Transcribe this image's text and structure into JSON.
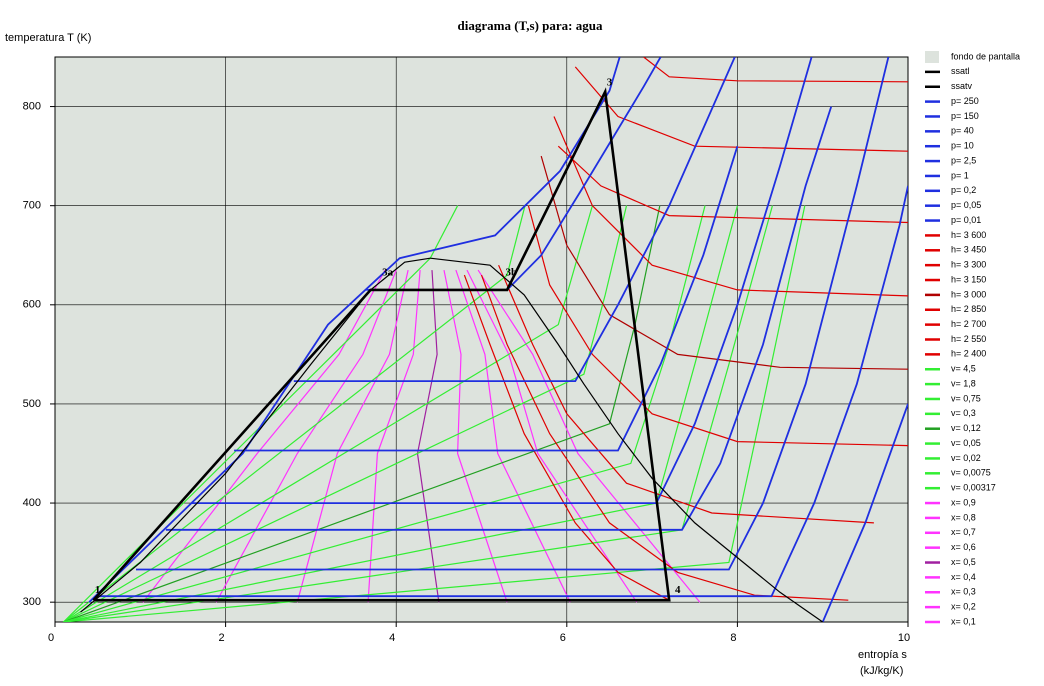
{
  "chart_data": {
    "type": "line",
    "title": "diagrama (T,s) para: agua",
    "y_label": "temperatura  T  (K)",
    "x_label": "entropía  s",
    "x_unit": "(kJ/kg/K)",
    "xlim": [
      0,
      10
    ],
    "ylim": [
      280,
      850
    ],
    "xticks": [
      0,
      2,
      4,
      6,
      8,
      10
    ],
    "yticks": [
      300,
      400,
      500,
      600,
      700,
      800
    ],
    "grid": true,
    "background": {
      "name": "fondo de pantalla",
      "color": "#dde3dd"
    },
    "cycle": {
      "color": "#000000",
      "x": [
        0.45,
        3.7,
        5.3,
        6.45,
        7.2,
        0.45
      ],
      "y": [
        302,
        615,
        615,
        815,
        302,
        302
      ]
    },
    "annotations": [
      {
        "text": "1",
        "x": 0.5,
        "y": 312
      },
      {
        "text": "3",
        "x": 6.5,
        "y": 824
      },
      {
        "text": "3a",
        "x": 3.9,
        "y": 632
      },
      {
        "text": "3b",
        "x": 5.35,
        "y": 632
      },
      {
        "text": "4",
        "x": 7.3,
        "y": 312
      }
    ],
    "series": [
      {
        "name": "ssatl",
        "color": "#000000",
        "x": [
          0.3,
          1.0,
          2.0,
          3.0,
          3.7,
          4.1,
          4.4
        ],
        "y": [
          290,
          340,
          430,
          540,
          615,
          643,
          647
        ]
      },
      {
        "name": "ssatv",
        "color": "#000000",
        "x": [
          4.4,
          5.1,
          5.5,
          5.9,
          6.2,
          6.6,
          7.0,
          7.5,
          8.0,
          8.5,
          9.0
        ],
        "y": [
          647,
          640,
          610,
          560,
          520,
          470,
          425,
          380,
          345,
          310,
          280
        ]
      },
      {
        "name": "p= 250",
        "color": "#1f2fe0",
        "x": [
          0.4,
          2.2,
          3.2,
          4.04,
          5.16,
          5.92,
          6.5,
          6.62
        ],
        "y": [
          300,
          450,
          580,
          647,
          670,
          735,
          816,
          850
        ]
      },
      {
        "name": "p= 150",
        "color": "#1f2fe0",
        "x": [
          3.65,
          5.3,
          5.7,
          6.2,
          6.9,
          7.1
        ],
        "y": [
          615,
          615,
          650,
          720,
          820,
          850
        ]
      },
      {
        "name": "p= 40",
        "color": "#1f2fe0",
        "x": [
          2.8,
          6.1,
          6.6,
          7.2,
          7.97
        ],
        "y": [
          523,
          523,
          600,
          700,
          850
        ]
      },
      {
        "name": "p= 10",
        "color": "#1f2fe0",
        "x": [
          2.1,
          6.6,
          7.1,
          7.6,
          8.0
        ],
        "y": [
          453,
          453,
          540,
          650,
          760
        ]
      },
      {
        "name": "p= 2,5",
        "color": "#1f2fe0",
        "x": [
          1.6,
          7.05,
          7.5,
          8.0,
          8.5,
          8.87
        ],
        "y": [
          400,
          400,
          480,
          600,
          740,
          850
        ]
      },
      {
        "name": "p= 1",
        "color": "#1f2fe0",
        "x": [
          1.3,
          7.35,
          7.8,
          8.3,
          8.8,
          9.1
        ],
        "y": [
          373,
          373,
          440,
          560,
          720,
          800
        ]
      },
      {
        "name": "p= 0,2",
        "color": "#1f2fe0",
        "x": [
          0.95,
          7.9,
          8.3,
          8.8,
          9.4,
          9.77
        ],
        "y": [
          333,
          333,
          400,
          520,
          720,
          850
        ]
      },
      {
        "name": "p= 0,05",
        "color": "#1f2fe0",
        "x": [
          0.5,
          8.4,
          8.9,
          9.4,
          9.9,
          10
        ],
        "y": [
          306,
          306,
          400,
          520,
          680,
          720
        ]
      },
      {
        "name": "p= 0,01",
        "color": "#1f2fe0",
        "x": [
          9.0,
          9.5,
          10
        ],
        "y": [
          280,
          380,
          500
        ]
      },
      {
        "name": "h= 3 600",
        "color": "#e00000",
        "x": [
          6.9,
          7.2,
          8.0,
          10
        ],
        "y": [
          850,
          830,
          826,
          825
        ]
      },
      {
        "name": "h= 3 450",
        "color": "#e00000",
        "x": [
          6.1,
          6.6,
          7.5,
          10
        ],
        "y": [
          840,
          790,
          760,
          755
        ]
      },
      {
        "name": "h= 3 300",
        "color": "#e00000",
        "x": [
          5.9,
          6.4,
          7.2,
          10
        ],
        "y": [
          760,
          720,
          690,
          683
        ]
      },
      {
        "name": "h= 3 150",
        "color": "#e00000",
        "x": [
          5.85,
          6.3,
          7.0,
          8.0,
          10
        ],
        "y": [
          790,
          700,
          640,
          615,
          609
        ]
      },
      {
        "name": "h= 3 000",
        "color": "#b00000",
        "x": [
          5.7,
          6.0,
          6.5,
          7.3,
          8.5,
          10
        ],
        "y": [
          750,
          660,
          590,
          550,
          537,
          535
        ]
      },
      {
        "name": "h= 2 850",
        "color": "#e00000",
        "x": [
          5.55,
          5.8,
          6.3,
          7.0,
          8.0,
          10
        ],
        "y": [
          700,
          620,
          550,
          490,
          462,
          458
        ]
      },
      {
        "name": "h= 2 700",
        "color": "#e00000",
        "x": [
          5.2,
          5.6,
          6.0,
          6.7,
          7.7,
          9.6
        ],
        "y": [
          640,
          560,
          490,
          420,
          390,
          380
        ]
      },
      {
        "name": "h= 2 550",
        "color": "#e00000",
        "x": [
          5.0,
          5.3,
          5.8,
          6.5,
          7.3,
          8.2,
          9.3
        ],
        "y": [
          630,
          560,
          470,
          380,
          330,
          307,
          302
        ]
      },
      {
        "name": "h= 2 400",
        "color": "#e00000",
        "x": [
          4.8,
          5.1,
          5.5,
          6.1,
          6.6,
          7.2
        ],
        "y": [
          630,
          560,
          470,
          380,
          330,
          302
        ]
      },
      {
        "name": "v= 4,5",
        "color": "#33ee33",
        "x": [
          0.1,
          7.9,
          8.3,
          8.79
        ],
        "y": [
          280,
          340,
          500,
          700
        ]
      },
      {
        "name": "v= 1,8",
        "color": "#33ee33",
        "x": [
          0.1,
          7.35,
          7.9,
          8.41
        ],
        "y": [
          280,
          373,
          540,
          700
        ]
      },
      {
        "name": "v= 0,75",
        "color": "#33ee33",
        "x": [
          0.1,
          7.05,
          7.5,
          8.0
        ],
        "y": [
          280,
          400,
          540,
          700
        ]
      },
      {
        "name": "v= 0,3",
        "color": "#33ee33",
        "x": [
          0.1,
          6.75,
          7.2,
          7.62
        ],
        "y": [
          280,
          440,
          560,
          700
        ]
      },
      {
        "name": "v= 0,12",
        "color": "#22a022",
        "x": [
          0.1,
          6.5,
          6.8,
          7.09
        ],
        "y": [
          280,
          480,
          580,
          700
        ]
      },
      {
        "name": "v= 0,05",
        "color": "#33ee33",
        "x": [
          0.1,
          6.2,
          6.45,
          6.7
        ],
        "y": [
          280,
          530,
          610,
          700
        ]
      },
      {
        "name": "v= 0,02",
        "color": "#33ee33",
        "x": [
          0.1,
          5.9,
          6.1,
          6.3
        ],
        "y": [
          280,
          580,
          640,
          700
        ]
      },
      {
        "name": "v= 0,0075",
        "color": "#33ee33",
        "x": [
          0.1,
          5.3,
          5.51
        ],
        "y": [
          280,
          630,
          700
        ]
      },
      {
        "name": "v= 0,00317",
        "color": "#33ee33",
        "x": [
          0.1,
          4.4,
          4.72
        ],
        "y": [
          280,
          647,
          700
        ]
      },
      {
        "name": "x= 0,9",
        "color": "#ff33ff",
        "x": [
          7.56,
          6.13,
          5.6,
          4.96
        ],
        "y": [
          300,
          450,
          550,
          635
        ]
      },
      {
        "name": "x= 0,8",
        "color": "#ff33ff",
        "x": [
          6.82,
          5.66,
          5.32,
          4.83
        ],
        "y": [
          300,
          450,
          550,
          635
        ]
      },
      {
        "name": "x= 0,7",
        "color": "#ff33ff",
        "x": [
          6.04,
          5.19,
          5.04,
          4.7
        ],
        "y": [
          300,
          450,
          550,
          635
        ]
      },
      {
        "name": "x= 0,6",
        "color": "#ff33ff",
        "x": [
          5.3,
          4.72,
          4.76,
          4.56
        ],
        "y": [
          300,
          450,
          550,
          635
        ]
      },
      {
        "name": "x= 0,5",
        "color": "#a020a0",
        "x": [
          4.5,
          4.25,
          4.48,
          4.42
        ],
        "y": [
          300,
          450,
          550,
          635
        ]
      },
      {
        "name": "x= 0,4",
        "color": "#ff33ff",
        "x": [
          3.67,
          3.78,
          4.2,
          4.28
        ],
        "y": [
          300,
          450,
          550,
          635
        ]
      },
      {
        "name": "x= 0,3",
        "color": "#ff33ff",
        "x": [
          2.84,
          3.31,
          3.92,
          4.14
        ],
        "y": [
          300,
          450,
          550,
          635
        ]
      },
      {
        "name": "x= 0,2",
        "color": "#ff33ff",
        "x": [
          1.89,
          2.84,
          3.61,
          4.0
        ],
        "y": [
          300,
          450,
          550,
          635
        ]
      },
      {
        "name": "x= 0,1",
        "color": "#ff33ff",
        "x": [
          1.03,
          2.37,
          3.33,
          3.87
        ],
        "y": [
          300,
          450,
          550,
          635
        ]
      }
    ]
  }
}
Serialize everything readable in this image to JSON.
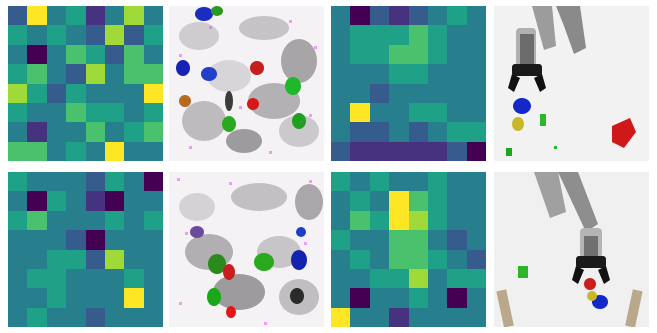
{
  "palette": {
    "v": [
      "#440154",
      "#46327e",
      "#365c8d",
      "#277f8e",
      "#1fa187",
      "#4ac16d",
      "#a0da39",
      "#fde725"
    ]
  },
  "panels": [
    {
      "kind": "heatmap",
      "grid": [
        [
          2,
          7,
          3,
          4,
          1,
          3,
          6,
          3
        ],
        [
          4,
          3,
          4,
          3,
          2,
          6,
          2,
          4
        ],
        [
          3,
          0,
          3,
          5,
          4,
          2,
          5,
          3
        ],
        [
          4,
          5,
          3,
          2,
          6,
          3,
          5,
          5
        ],
        [
          6,
          4,
          2,
          4,
          3,
          3,
          3,
          7
        ],
        [
          4,
          3,
          3,
          5,
          4,
          4,
          3,
          4
        ],
        [
          3,
          1,
          3,
          3,
          5,
          3,
          4,
          5
        ],
        [
          5,
          5,
          3,
          4,
          3,
          7,
          3,
          3
        ]
      ]
    },
    {
      "kind": "reconstruction",
      "variant": 1
    },
    {
      "kind": "heatmap",
      "grid": [
        [
          3,
          0,
          2,
          1,
          2,
          3,
          4,
          3
        ],
        [
          3,
          4,
          4,
          4,
          5,
          4,
          3,
          3
        ],
        [
          3,
          4,
          4,
          5,
          5,
          4,
          3,
          3
        ],
        [
          3,
          3,
          3,
          4,
          4,
          3,
          3,
          3
        ],
        [
          3,
          3,
          2,
          3,
          3,
          3,
          3,
          3
        ],
        [
          3,
          7,
          3,
          3,
          4,
          4,
          3,
          3
        ],
        [
          3,
          2,
          2,
          3,
          2,
          3,
          4,
          4
        ],
        [
          2,
          1,
          1,
          1,
          1,
          1,
          2,
          0
        ]
      ]
    },
    {
      "kind": "robot",
      "variant": 1
    },
    {
      "kind": "heatmap",
      "grid": [
        [
          4,
          3,
          3,
          3,
          2,
          4,
          3,
          0
        ],
        [
          3,
          0,
          4,
          3,
          1,
          0,
          3,
          3
        ],
        [
          4,
          5,
          3,
          3,
          3,
          4,
          3,
          4
        ],
        [
          3,
          3,
          3,
          2,
          0,
          3,
          3,
          3
        ],
        [
          3,
          3,
          4,
          4,
          2,
          6,
          3,
          3
        ],
        [
          3,
          4,
          4,
          3,
          3,
          3,
          4,
          3
        ],
        [
          3,
          3,
          4,
          3,
          3,
          3,
          7,
          3
        ],
        [
          3,
          4,
          3,
          3,
          2,
          3,
          3,
          3
        ]
      ]
    },
    {
      "kind": "reconstruction",
      "variant": 2
    },
    {
      "kind": "heatmap",
      "grid": [
        [
          4,
          3,
          4,
          3,
          3,
          4,
          3,
          3
        ],
        [
          3,
          4,
          3,
          7,
          5,
          4,
          3,
          3
        ],
        [
          3,
          5,
          4,
          7,
          6,
          4,
          3,
          3
        ],
        [
          4,
          3,
          3,
          5,
          5,
          3,
          2,
          3
        ],
        [
          3,
          4,
          3,
          5,
          5,
          4,
          3,
          2
        ],
        [
          3,
          3,
          4,
          4,
          6,
          3,
          4,
          4
        ],
        [
          3,
          0,
          3,
          3,
          4,
          3,
          0,
          3
        ],
        [
          7,
          3,
          3,
          1,
          3,
          3,
          3,
          3
        ]
      ]
    },
    {
      "kind": "robot",
      "variant": 2
    }
  ]
}
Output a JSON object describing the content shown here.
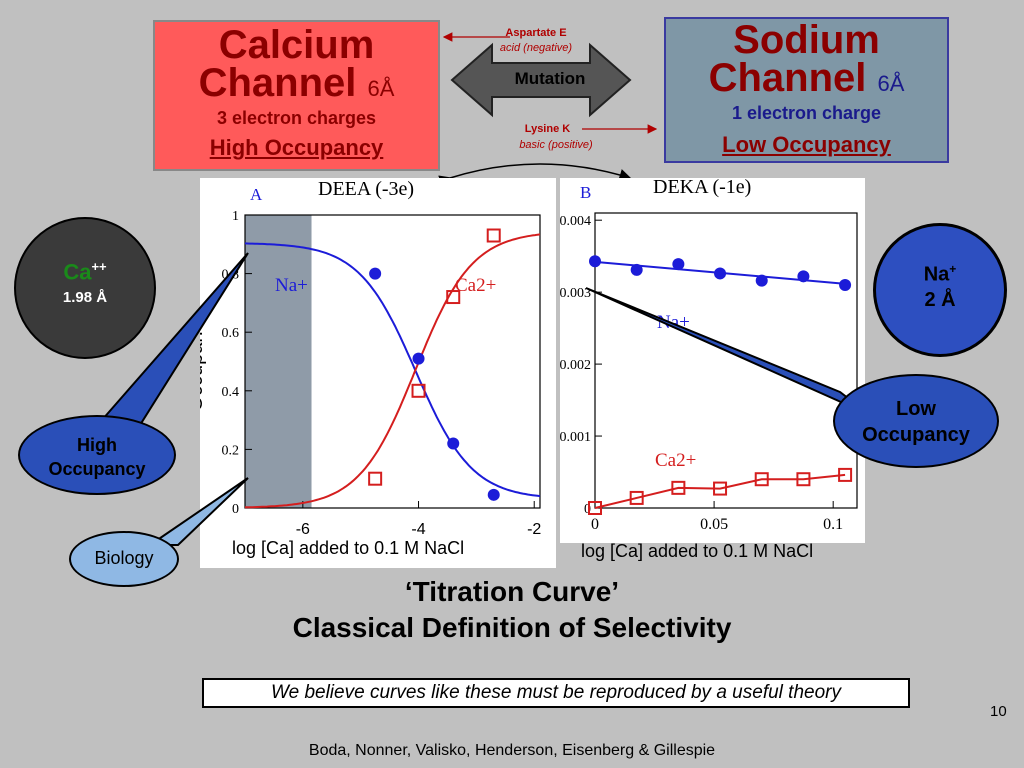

———

What to produce:
Each line in the listing above that contains "image" should be copied.

Result:
Transcribe this image's text and structure into JSON.
Serialize everything readable in this image to JSON.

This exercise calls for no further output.